Write out all the material exactly. Leave nothing out.

___ Data provided ___

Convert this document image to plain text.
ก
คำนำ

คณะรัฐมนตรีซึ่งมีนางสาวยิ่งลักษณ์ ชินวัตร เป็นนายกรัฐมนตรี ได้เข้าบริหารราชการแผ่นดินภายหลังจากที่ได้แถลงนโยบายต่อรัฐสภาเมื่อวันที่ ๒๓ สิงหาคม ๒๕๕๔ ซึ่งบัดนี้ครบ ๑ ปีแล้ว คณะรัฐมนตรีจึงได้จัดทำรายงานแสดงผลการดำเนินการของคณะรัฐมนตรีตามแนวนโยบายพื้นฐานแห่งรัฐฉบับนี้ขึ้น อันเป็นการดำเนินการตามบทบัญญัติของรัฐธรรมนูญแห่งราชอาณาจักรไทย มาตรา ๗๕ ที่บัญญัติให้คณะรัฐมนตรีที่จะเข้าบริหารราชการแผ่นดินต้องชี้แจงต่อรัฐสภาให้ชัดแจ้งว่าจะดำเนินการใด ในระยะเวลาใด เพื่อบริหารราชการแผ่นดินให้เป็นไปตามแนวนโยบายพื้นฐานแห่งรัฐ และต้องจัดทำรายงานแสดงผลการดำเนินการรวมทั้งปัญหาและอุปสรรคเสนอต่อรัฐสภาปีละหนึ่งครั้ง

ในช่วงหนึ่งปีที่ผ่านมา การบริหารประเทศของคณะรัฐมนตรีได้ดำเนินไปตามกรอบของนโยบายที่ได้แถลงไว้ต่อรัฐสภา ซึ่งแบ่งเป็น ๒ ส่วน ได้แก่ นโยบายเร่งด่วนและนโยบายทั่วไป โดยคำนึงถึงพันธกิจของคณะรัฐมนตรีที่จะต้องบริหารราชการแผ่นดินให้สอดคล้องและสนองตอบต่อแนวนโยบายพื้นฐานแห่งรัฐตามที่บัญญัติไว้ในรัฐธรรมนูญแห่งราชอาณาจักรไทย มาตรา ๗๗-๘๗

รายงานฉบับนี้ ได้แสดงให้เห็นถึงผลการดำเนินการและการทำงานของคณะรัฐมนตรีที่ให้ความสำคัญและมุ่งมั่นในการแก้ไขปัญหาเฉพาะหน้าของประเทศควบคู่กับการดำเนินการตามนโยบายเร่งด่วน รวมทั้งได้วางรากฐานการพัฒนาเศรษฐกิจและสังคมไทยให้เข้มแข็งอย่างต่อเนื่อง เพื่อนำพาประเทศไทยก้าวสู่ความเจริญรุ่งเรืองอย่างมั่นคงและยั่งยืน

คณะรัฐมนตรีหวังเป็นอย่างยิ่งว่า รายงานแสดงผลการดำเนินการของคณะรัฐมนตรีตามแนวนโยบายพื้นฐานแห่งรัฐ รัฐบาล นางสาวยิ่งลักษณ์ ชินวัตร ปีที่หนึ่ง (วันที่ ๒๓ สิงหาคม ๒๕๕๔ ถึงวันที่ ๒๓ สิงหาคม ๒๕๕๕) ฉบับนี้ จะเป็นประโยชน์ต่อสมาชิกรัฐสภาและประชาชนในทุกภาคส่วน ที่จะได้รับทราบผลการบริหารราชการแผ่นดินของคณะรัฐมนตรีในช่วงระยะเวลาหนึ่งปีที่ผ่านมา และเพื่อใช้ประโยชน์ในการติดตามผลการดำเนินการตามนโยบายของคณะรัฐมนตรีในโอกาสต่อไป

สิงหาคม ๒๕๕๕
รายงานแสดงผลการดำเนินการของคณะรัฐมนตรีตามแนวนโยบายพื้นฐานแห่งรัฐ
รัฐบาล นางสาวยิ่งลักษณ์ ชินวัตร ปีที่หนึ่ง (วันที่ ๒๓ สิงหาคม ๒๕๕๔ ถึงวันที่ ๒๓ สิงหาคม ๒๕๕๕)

___

### Response to this task
Convert this document image to plain text.
ก
คำนำ

คณะรัฐมนตรีซึ่งมีนางสาวยิ่งลักษณ์ ชินวัตร เป็นนายกรัฐมนตรี ได้เข้าบริหารราชการแผ่นดินภายหลังจากที่ได้แถลงนโยบายต่อรัฐสภาเมื่อวันที่ ๒๓ สิงหาคม ๒๕๕๔ ซึ่งบัดนี้ครบ ๑ ปีแล้ว คณะรัฐมนตรีจึงได้จัดทำรายงานแสดงผลการดำเนินการของคณะรัฐมนตรีตามแนวนโยบายพื้นฐานแห่งรัฐฉบับนี้ขึ้น อันเป็นการดำเนินการตามบทบัญญัติของรัฐธรรมนูญแห่งราชอาณาจักรไทย มาตรา ๗๕ ที่บัญญัติให้คณะรัฐมนตรีที่จะเข้าบริหารราชการแผ่นดินต้องชี้แจงต่อรัฐสภาให้ชัดแจ้งว่าจะดำเนินการใด ในระยะเวลาใด เพื่อบริหารราชการแผ่นดินให้เป็นไปตามแนวนโยบายพื้นฐานแห่งรัฐ และต้องจัดทำรายงานแสดงผลการดำเนินการรวมทั้งปัญหาและอุปสรรคเสนอต่อรัฐสภาปีละหนึ่งครั้ง

ในช่วงหนึ่งปีที่ผ่านมา การบริหารประเทศของคณะรัฐมนตรีได้ดำเนินไปตามกรอบของนโยบายที่ได้แถลงไว้ต่อรัฐสภา ซึ่งแบ่งเป็น ๒ ส่วน ได้แก่ นโยบายเร่งด่วนและนโยบายทั่วไป โดยคำนึงถึงพันธกิจของคณะรัฐมนตรีที่จะต้องบริหารราชการแผ่นดินให้สอดคล้องและสนองตอบต่อแนวนโยบายพื้นฐานแห่งรัฐตามที่บัญญัติไว้ในรัฐธรรมนูญแห่งราชอาณาจักรไทย มาตรา ๗๗-๘๗

รายงานฉบับนี้ ได้แสดงให้เห็นถึงผลการดำเนินการและการทำงานของคณะรัฐมนตรีที่ให้ความสำคัญและมุ่งมั่นในการแก้ไขปัญหาเฉพาะหน้าของประเทศควบคู่กับการดำเนินการตามนโยบายเร่งด่วน รวมทั้งได้วางรากฐานการพัฒนาเศรษฐกิจและสังคมไทยให้เข้มแข็งอย่างต่อเนื่อง เพื่อนำพาประเทศไทยก้าวสู่ความเจริญรุ่งเรืองอย่างมั่นคงและยั่งยืน

คณะรัฐมนตรีหวังเป็นอย่างยิ่งว่า รายงานแสดงผลการดำเนินการของคณะรัฐมนตรีตามแนวนโยบายพื้นฐานแห่งรัฐ รัฐบาล นางสาวยิ่งลักษณ์ ชินวัตร ปีที่หนึ่ง (วันที่ ๒๓ สิงหาคม ๒๕๕๔ ถึงวันที่ ๒๓ สิงหาคม ๒๕๕๕) ฉบับนี้ จะเป็นประโยชน์ต่อสมาชิกรัฐสภาและประชาชนในทุกภาคส่วน ที่จะได้รับทราบผลการบริหารราชการแผ่นดินของคณะรัฐมนตรีในช่วงระยะเวลาหนึ่งปีที่ผ่านมา และเพื่อใช้ประโยชน์ในการติดตามผลการดำเนินการตามนโยบายของคณะรัฐมนตรีในโอกาสต่อไป

สิงหาคม ๒๕๕๕
รายงานแสดงผลการดำเนินการของคณะรัฐมนตรีตามแนวนโยบายพื้นฐานแห่งรัฐ
รัฐบาล นางสาวยิ่งลักษณ์ ชินวัตร ปีที่หนึ่ง (วันที่ ๒๓ สิงหาคม ๒๕๕๔ ถึงวันที่ ๒๓ สิงหาคม ๒๕๕๕)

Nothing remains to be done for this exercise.